## [ENTRIES SUPPLIED]

━━━━━━━━━━━━━━━━━━━━━━━━━━━━━━

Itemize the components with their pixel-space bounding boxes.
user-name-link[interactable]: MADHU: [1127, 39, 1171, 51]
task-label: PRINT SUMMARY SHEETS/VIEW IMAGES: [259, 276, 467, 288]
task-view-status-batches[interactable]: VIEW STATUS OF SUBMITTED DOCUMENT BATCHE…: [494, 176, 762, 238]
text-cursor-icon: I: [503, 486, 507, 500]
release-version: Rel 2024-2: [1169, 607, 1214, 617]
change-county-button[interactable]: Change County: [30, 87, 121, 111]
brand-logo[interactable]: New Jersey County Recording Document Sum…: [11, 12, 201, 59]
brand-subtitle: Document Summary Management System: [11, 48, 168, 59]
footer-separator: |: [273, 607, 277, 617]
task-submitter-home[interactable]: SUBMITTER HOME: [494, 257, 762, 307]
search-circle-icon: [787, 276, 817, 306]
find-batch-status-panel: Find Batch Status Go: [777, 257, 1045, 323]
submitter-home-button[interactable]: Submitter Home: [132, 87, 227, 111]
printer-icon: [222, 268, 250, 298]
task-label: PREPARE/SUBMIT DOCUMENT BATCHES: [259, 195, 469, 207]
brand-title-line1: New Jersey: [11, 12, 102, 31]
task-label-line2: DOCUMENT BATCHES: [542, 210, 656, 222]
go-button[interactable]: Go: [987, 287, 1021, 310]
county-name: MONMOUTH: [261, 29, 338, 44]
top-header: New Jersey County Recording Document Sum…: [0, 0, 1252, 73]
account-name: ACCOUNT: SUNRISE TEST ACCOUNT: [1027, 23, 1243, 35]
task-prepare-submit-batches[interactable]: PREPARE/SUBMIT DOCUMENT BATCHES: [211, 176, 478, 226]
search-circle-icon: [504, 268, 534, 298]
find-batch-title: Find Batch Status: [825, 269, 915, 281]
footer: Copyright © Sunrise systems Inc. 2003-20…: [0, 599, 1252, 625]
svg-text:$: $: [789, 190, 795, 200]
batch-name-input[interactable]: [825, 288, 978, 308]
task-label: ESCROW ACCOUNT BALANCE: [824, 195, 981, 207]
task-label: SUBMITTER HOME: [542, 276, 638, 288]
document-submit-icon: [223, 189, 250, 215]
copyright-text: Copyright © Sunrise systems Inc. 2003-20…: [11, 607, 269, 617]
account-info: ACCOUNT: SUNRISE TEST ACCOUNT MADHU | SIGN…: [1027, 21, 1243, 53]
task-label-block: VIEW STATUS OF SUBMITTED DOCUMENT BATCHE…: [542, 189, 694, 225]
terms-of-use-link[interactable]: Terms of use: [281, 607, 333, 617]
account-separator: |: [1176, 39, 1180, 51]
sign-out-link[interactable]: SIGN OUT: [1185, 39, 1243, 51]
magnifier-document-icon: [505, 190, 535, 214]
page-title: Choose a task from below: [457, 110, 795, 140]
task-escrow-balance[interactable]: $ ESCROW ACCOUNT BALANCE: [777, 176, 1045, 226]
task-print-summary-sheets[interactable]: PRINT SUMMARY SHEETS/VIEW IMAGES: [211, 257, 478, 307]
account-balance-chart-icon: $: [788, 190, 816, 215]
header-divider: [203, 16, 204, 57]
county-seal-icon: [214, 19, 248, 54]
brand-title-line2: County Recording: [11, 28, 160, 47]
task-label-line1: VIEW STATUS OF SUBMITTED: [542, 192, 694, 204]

━━━━━━━━━━━━━━━━━━━━━━━━━━━━━━

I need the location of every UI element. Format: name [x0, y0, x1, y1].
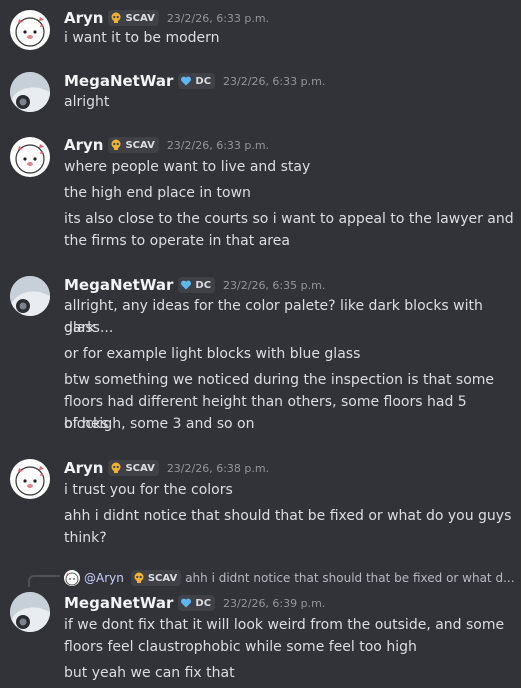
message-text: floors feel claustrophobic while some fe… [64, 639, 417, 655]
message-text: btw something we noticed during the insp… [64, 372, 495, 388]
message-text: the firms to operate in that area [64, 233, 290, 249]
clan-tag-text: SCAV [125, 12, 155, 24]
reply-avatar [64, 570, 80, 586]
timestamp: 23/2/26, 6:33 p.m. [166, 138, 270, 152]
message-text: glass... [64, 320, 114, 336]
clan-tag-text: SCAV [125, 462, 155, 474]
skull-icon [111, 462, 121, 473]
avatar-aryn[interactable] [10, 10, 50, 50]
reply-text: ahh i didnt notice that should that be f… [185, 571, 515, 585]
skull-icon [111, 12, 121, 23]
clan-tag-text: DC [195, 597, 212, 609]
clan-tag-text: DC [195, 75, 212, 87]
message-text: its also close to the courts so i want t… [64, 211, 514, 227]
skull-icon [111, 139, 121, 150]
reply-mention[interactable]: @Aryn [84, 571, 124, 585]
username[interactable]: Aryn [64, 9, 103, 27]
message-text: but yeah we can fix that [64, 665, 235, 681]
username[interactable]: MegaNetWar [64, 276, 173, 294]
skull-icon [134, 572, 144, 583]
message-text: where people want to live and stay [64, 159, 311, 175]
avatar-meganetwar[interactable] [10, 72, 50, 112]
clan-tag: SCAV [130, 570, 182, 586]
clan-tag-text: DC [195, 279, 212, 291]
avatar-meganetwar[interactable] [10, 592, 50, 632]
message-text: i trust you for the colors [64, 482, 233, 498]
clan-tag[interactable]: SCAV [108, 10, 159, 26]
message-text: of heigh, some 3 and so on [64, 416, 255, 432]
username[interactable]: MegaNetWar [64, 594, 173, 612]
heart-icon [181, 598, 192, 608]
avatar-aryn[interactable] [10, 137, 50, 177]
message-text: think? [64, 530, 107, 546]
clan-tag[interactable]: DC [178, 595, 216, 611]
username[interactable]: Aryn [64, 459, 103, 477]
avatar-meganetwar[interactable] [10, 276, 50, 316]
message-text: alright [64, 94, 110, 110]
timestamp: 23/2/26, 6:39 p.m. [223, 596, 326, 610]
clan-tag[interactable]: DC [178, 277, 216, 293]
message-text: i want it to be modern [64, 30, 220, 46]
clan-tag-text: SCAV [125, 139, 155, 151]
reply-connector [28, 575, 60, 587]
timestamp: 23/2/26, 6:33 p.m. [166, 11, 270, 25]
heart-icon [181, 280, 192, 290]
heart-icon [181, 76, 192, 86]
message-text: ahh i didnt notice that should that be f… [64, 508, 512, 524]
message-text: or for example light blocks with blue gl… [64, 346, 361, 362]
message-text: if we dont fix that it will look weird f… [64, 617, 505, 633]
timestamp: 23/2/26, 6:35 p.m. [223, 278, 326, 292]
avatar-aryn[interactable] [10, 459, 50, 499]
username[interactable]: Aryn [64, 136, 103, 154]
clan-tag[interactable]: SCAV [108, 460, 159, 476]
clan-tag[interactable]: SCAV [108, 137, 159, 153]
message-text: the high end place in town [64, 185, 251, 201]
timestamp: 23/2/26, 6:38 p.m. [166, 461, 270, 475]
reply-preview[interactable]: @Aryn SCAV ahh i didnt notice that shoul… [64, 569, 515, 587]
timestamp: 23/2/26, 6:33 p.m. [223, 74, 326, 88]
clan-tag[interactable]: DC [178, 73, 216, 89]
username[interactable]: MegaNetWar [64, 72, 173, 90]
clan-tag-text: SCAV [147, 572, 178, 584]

━━━━━━━━━━━━━━━━━━━━━━━━━━━━━━

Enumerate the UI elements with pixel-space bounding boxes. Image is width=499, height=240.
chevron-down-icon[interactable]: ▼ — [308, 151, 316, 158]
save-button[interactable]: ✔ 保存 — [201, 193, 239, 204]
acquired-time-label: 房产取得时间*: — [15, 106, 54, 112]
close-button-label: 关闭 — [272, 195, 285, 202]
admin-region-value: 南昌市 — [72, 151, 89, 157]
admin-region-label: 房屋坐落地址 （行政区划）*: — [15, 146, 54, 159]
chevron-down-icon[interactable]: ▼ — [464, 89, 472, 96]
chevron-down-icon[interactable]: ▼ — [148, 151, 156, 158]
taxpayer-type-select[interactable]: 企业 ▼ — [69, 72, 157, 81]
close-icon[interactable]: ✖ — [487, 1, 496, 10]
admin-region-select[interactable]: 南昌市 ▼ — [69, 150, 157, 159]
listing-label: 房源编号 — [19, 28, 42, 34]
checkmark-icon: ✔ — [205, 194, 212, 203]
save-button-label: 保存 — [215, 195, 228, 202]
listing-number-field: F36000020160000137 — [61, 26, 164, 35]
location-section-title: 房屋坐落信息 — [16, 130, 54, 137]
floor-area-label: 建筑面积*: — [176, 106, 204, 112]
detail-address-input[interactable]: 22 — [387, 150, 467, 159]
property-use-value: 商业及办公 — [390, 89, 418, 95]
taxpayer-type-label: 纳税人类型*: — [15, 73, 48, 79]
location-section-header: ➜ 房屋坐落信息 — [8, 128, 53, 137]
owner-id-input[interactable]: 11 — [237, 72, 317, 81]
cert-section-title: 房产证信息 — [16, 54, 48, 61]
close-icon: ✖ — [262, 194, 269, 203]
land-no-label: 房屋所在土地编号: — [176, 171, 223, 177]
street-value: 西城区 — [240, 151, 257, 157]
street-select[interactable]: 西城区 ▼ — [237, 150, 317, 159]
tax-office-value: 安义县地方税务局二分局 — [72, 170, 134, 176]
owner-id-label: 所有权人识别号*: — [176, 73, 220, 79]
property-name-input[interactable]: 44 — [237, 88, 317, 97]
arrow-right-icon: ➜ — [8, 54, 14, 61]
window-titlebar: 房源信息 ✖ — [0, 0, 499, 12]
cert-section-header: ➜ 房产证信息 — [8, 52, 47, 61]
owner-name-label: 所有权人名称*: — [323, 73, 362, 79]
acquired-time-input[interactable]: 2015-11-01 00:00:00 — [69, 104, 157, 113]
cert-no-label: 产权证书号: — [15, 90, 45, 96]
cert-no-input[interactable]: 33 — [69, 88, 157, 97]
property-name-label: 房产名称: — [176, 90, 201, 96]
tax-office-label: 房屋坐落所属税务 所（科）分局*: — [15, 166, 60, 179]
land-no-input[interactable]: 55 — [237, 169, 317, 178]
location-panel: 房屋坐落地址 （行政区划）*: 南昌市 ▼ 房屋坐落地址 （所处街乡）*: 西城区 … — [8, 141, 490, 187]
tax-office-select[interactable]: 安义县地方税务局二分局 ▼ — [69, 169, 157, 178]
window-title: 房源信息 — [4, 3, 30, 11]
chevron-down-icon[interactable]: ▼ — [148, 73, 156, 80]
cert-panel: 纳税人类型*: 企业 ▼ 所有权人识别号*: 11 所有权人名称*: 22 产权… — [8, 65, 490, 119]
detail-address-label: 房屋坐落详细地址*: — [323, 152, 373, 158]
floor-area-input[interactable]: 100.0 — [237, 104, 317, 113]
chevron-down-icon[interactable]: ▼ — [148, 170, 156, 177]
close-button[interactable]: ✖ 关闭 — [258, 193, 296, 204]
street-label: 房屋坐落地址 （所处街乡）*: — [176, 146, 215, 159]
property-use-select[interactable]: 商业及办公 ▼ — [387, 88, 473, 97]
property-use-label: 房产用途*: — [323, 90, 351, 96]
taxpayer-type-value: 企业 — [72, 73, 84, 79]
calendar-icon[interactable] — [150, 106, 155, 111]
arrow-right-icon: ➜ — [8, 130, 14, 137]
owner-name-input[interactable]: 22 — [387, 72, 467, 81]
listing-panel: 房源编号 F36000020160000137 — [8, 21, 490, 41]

━━━━━━━━━━━━━━━━━━━━━━━━━━━━━━

## [TASK STATEMENT]
Quote the records verbatim, beginning with the line that contains "Itemize the components" and continuing through the line that contains "top-header: New Jersey".

## [TASK OUTPUT]
Itemize the components with their pixel-space bounding boxes.
user-name-link[interactable]: MADHU: [1127, 39, 1171, 51]
task-label: PRINT SUMMARY SHEETS/VIEW IMAGES: [259, 276, 467, 288]
task-view-status-batches[interactable]: VIEW STATUS OF SUBMITTED DOCUMENT BATCHE…: [494, 176, 762, 238]
text-cursor-icon: I: [503, 486, 507, 500]
release-version: Rel 2024-2: [1169, 607, 1214, 617]
change-county-button[interactable]: Change County: [30, 87, 121, 111]
brand-logo[interactable]: New Jersey County Recording Document Sum…: [11, 12, 201, 59]
brand-subtitle: Document Summary Management System: [11, 48, 168, 59]
footer-separator: |: [273, 607, 277, 617]
task-submitter-home[interactable]: SUBMITTER HOME: [494, 257, 762, 307]
search-circle-icon: [787, 276, 817, 306]
find-batch-status-panel: Find Batch Status Go: [777, 257, 1045, 323]
submitter-home-button[interactable]: Submitter Home: [132, 87, 227, 111]
printer-icon: [222, 268, 250, 298]
task-label: PREPARE/SUBMIT DOCUMENT BATCHES: [259, 195, 469, 207]
brand-title-line1: New Jersey: [11, 12, 102, 31]
task-label-line2: DOCUMENT BATCHES: [542, 210, 656, 222]
go-button[interactable]: Go: [987, 287, 1021, 310]
county-name: MONMOUTH: [261, 29, 338, 44]
top-header: New Jersey County Recording Document Sum…: [0, 0, 1252, 73]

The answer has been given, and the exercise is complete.